**AIM OF THE TASK**
Copy the records that follow exactly as written, but not their pictures.

**AVAILABLE RECORDS**

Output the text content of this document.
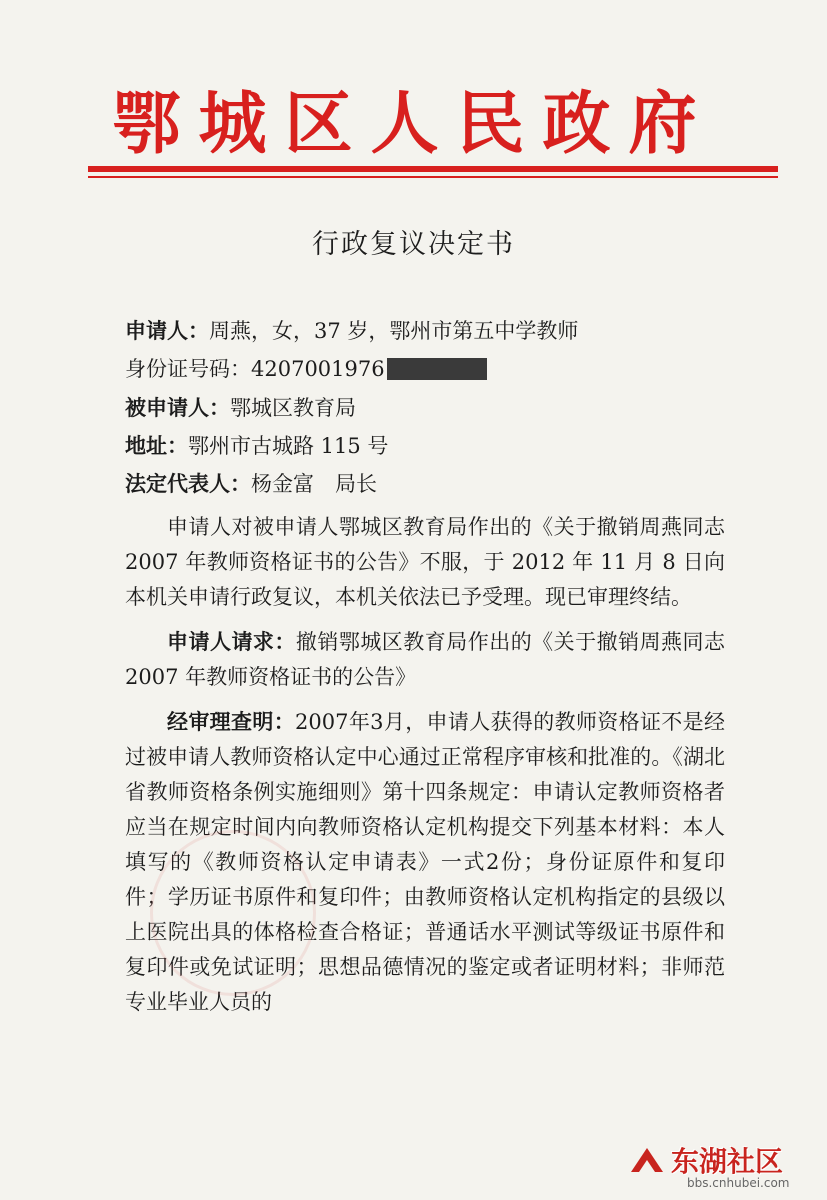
鄂城区人民政府
行政复议决定书
申请人：周燕，女，37 岁，鄂州市第五中学教师
身份证号码：4207001976
被申请人：鄂城区教育局
地址：鄂州市古城路 115 号
法定代表人：杨金富　局长

申请人对被申请人鄂城区教育局作出的《关于撤销周燕同志 2007 年教师资格证书的公告》不服，于 2012 年 11 月 8 日向本机关申请行政复议，本机关依法已予受理。现已审理终结。

申请人请求：撤销鄂城区教育局作出的《关于撤销周燕同志 2007 年教师资格证书的公告》

经审理查明：2007年3月，申请人获得的教师资格证不是经过被申请人教师资格认定中心通过正常程序审核和批准的。《湖北省教师资格条例实施细则》第十四条规定：申请认定教师资格者应当在规定时间内向教师资格认定机构提交下列基本材料：本人填写的《教师资格认定申请表》一式2份；身份证原件和复印件；学历证书原件和复印件；由教师资格认定机构指定的县级以上医院出具的体格检查合格证；普通话水平测试等级证书原件和复印件或免试证明；思想品德情况的鉴定或者证明材料；非师范专业毕业人员的

东湖社区
bbs.cnhubei.com
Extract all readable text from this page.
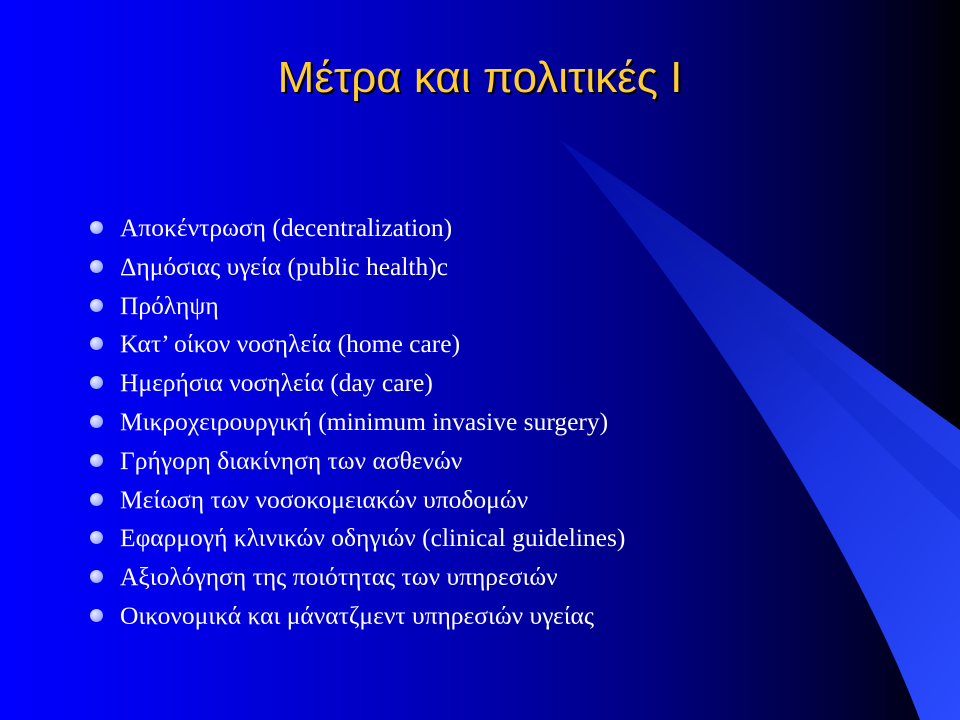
Μέτρα και πολιτικές Ι
Αποκέντρωση (decentralization)
Δημόσιας υγεία (public health)c
Πρόληψη
Κατ’ οίκον νοσηλεία (home care)
Ημερήσια νοσηλεία (day care)
Μικροχειρουργική (minimum invasive surgery)
Γρήγορη διακίνηση των ασθενών
Μείωση των νοσοκομειακών υποδομών
Εφαρμογή κλινικών οδηγιών (clinical guidelines)
Αξιολόγηση της ποιότητας των υπηρεσιών
Οικονομικά και μάνατζμεντ υπηρεσιών υγείας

**TASK RESPONSE**
Output the text content of this document.
鄂城区人民政府
行政复议决定书
申请人：周燕，女，37 岁，鄂州市第五中学教师
身份证号码：4207001976
被申请人：鄂城区教育局
地址：鄂州市古城路 115 号
法定代表人：杨金富　局长

申请人对被申请人鄂城区教育局作出的《关于撤销周燕同志 2007 年教师资格证书的公告》不服，于 2012 年 11 月 8 日向本机关申请行政复议，本机关依法已予受理。现已审理终结。

申请人请求：撤销鄂城区教育局作出的《关于撤销周燕同志 2007 年教师资格证书的公告》

经审理查明：2007年3月，申请人获得的教师资格证不是经过被申请人教师资格认定中心通过正常程序审核和批准的。《湖北省教师资格条例实施细则》第十四条规定：申请认定教师资格者应当在规定时间内向教师资格认定机构提交下列基本材料：本人填写的《教师资格认定申请表》一式2份；身份证原件和复印件；学历证书原件和复印件；由教师资格认定机构指定的县级以上医院出具的体格检查合格证；普通话水平测试等级证书原件和复印件或免试证明；思想品德情况的鉴定或者证明材料；非师范专业毕业人员的

东湖社区
bbs.cnhubei.com
Extract all readable text from this page.
Μέτρα και πολιτικές Ι
Αποκέντρωση (decentralization)
Δημόσιας υγεία (public health)c
Πρόληψη
Κατ’ οίκον νοσηλεία (home care)
Ημερήσια νοσηλεία (day care)
Μικροχειρουργική (minimum invasive surgery)
Γρήγορη διακίνηση των ασθενών
Μείωση των νοσοκομειακών υποδομών
Εφαρμογή κλινικών οδηγιών (clinical guidelines)
Αξιολόγηση της ποιότητας των υπηρεσιών
Οικονομικά και μάνατζμεντ υπηρεσιών υγείας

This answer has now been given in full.